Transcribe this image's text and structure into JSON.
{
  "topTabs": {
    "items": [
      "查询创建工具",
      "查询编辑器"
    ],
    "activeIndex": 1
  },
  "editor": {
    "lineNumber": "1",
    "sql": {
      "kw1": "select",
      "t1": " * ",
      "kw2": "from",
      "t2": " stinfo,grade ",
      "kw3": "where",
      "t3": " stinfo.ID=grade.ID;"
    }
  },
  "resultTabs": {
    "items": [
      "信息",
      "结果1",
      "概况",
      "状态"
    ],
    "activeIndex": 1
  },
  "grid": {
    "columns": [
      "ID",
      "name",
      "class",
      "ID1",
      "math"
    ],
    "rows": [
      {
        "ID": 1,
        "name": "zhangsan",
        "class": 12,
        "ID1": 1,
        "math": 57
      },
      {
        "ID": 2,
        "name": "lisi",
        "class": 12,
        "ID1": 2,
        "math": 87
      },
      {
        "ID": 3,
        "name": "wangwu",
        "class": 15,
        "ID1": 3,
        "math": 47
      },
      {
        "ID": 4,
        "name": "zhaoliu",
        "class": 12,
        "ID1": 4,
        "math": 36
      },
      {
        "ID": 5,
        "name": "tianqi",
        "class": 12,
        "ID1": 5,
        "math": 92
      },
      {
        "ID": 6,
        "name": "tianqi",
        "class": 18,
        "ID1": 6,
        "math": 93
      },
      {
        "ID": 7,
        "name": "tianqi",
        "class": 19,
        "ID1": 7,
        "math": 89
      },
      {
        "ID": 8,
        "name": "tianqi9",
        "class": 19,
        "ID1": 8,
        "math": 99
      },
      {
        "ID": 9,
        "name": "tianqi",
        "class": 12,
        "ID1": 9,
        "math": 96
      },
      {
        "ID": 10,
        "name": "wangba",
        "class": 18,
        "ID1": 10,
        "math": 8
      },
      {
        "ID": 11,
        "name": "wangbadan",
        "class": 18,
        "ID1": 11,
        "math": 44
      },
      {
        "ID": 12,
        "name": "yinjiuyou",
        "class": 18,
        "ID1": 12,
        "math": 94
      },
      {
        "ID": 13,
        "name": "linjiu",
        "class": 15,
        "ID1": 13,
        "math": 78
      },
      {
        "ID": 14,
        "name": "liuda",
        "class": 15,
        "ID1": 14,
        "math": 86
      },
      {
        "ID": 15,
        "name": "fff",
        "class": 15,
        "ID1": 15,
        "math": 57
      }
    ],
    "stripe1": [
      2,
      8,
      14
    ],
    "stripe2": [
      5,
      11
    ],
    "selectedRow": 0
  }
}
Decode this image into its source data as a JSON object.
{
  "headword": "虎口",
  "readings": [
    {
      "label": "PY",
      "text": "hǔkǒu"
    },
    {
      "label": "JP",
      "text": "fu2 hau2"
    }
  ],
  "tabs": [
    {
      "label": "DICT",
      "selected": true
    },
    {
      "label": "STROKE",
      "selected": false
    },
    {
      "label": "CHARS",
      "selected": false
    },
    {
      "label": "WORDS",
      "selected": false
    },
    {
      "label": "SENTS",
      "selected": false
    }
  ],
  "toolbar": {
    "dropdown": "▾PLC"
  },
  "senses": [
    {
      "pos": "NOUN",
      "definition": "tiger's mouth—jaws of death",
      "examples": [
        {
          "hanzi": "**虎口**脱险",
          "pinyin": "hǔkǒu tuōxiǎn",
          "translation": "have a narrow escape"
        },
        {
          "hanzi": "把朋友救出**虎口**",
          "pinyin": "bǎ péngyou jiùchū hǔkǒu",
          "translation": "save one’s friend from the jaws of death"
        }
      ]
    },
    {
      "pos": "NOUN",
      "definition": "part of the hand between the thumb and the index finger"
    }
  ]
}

__DIRECTION__
Return the listing above in its exact form.

__TASK ANSWER__
Transcribe this image's text and structure into JSON.
{
  "topTabs": {
    "items": [
      "查询创建工具",
      "查询编辑器"
    ],
    "activeIndex": 1
  },
  "editor": {
    "lineNumber": "1",
    "sql": {
      "kw1": "select",
      "t1": " * ",
      "kw2": "from",
      "t2": " stinfo,grade ",
      "kw3": "where",
      "t3": " stinfo.ID=grade.ID;"
    }
  },
  "resultTabs": {
    "items": [
      "信息",
      "结果1",
      "概况",
      "状态"
    ],
    "activeIndex": 1
  },
  "grid": {
    "columns": [
      "ID",
      "name",
      "class",
      "ID1",
      "math"
    ],
    "rows": [
      {
        "ID": 1,
        "name": "zhangsan",
        "class": 12,
        "ID1": 1,
        "math": 57
      },
      {
        "ID": 2,
        "name": "lisi",
        "class": 12,
        "ID1": 2,
        "math": 87
      },
      {
        "ID": 3,
        "name": "wangwu",
        "class": 15,
        "ID1": 3,
        "math": 47
      },
      {
        "ID": 4,
        "name": "zhaoliu",
        "class": 12,
        "ID1": 4,
        "math": 36
      },
      {
        "ID": 5,
        "name": "tianqi",
        "class": 12,
        "ID1": 5,
        "math": 92
      },
      {
        "ID": 6,
        "name": "tianqi",
        "class": 18,
        "ID1": 6,
        "math": 93
      },
      {
        "ID": 7,
        "name": "tianqi",
        "class": 19,
        "ID1": 7,
        "math": 89
      },
      {
        "ID": 8,
        "name": "tianqi9",
        "class": 19,
        "ID1": 8,
        "math": 99
      },
      {
        "ID": 9,
        "name": "tianqi",
        "class": 12,
        "ID1": 9,
        "math": 96
      },
      {
        "ID": 10,
        "name": "wangba",
        "class": 18,
        "ID1": 10,
        "math": 8
      },
      {
        "ID": 11,
        "name": "wangbadan",
        "class": 18,
        "ID1": 11,
        "math": 44
      },
      {
        "ID": 12,
        "name": "yinjiuyou",
        "class": 18,
        "ID1": 12,
        "math": 94
      },
      {
        "ID": 13,
        "name": "linjiu",
        "class": 15,
        "ID1": 13,
        "math": 78
      },
      {
        "ID": 14,
        "name": "liuda",
        "class": 15,
        "ID1": 14,
        "math": 86
      },
      {
        "ID": 15,
        "name": "fff",
        "class": 15,
        "ID1": 15,
        "math": 57
      }
    ],
    "stripe1": [
      2,
      8,
      14
    ],
    "stripe2": [
      5,
      11
    ],
    "selectedRow": 0
  }
}
Decode this image into its source data as a JSON object.
{
  "headword": "虎口",
  "readings": [
    {
      "label": "PY",
      "text": "hǔkǒu"
    },
    {
      "label": "JP",
      "text": "fu2 hau2"
    }
  ],
  "tabs": [
    {
      "label": "DICT",
      "selected": true
    },
    {
      "label": "STROKE",
      "selected": false
    },
    {
      "label": "CHARS",
      "selected": false
    },
    {
      "label": "WORDS",
      "selected": false
    },
    {
      "label": "SENTS",
      "selected": false
    }
  ],
  "toolbar": {
    "dropdown": "▾PLC"
  },
  "senses": [
    {
      "pos": "NOUN",
      "definition": "tiger's mouth—jaws of death",
      "examples": [
        {
          "hanzi": "**虎口**脱险",
          "pinyin": "hǔkǒu tuōxiǎn",
          "translation": "have a narrow escape"
        },
        {
          "hanzi": "把朋友救出**虎口**",
          "pinyin": "bǎ péngyou jiùchū hǔkǒu",
          "translation": "save one’s friend from the jaws of death"
        }
      ]
    },
    {
      "pos": "NOUN",
      "definition": "part of the hand between the thumb and the index finger"
    }
  ]
}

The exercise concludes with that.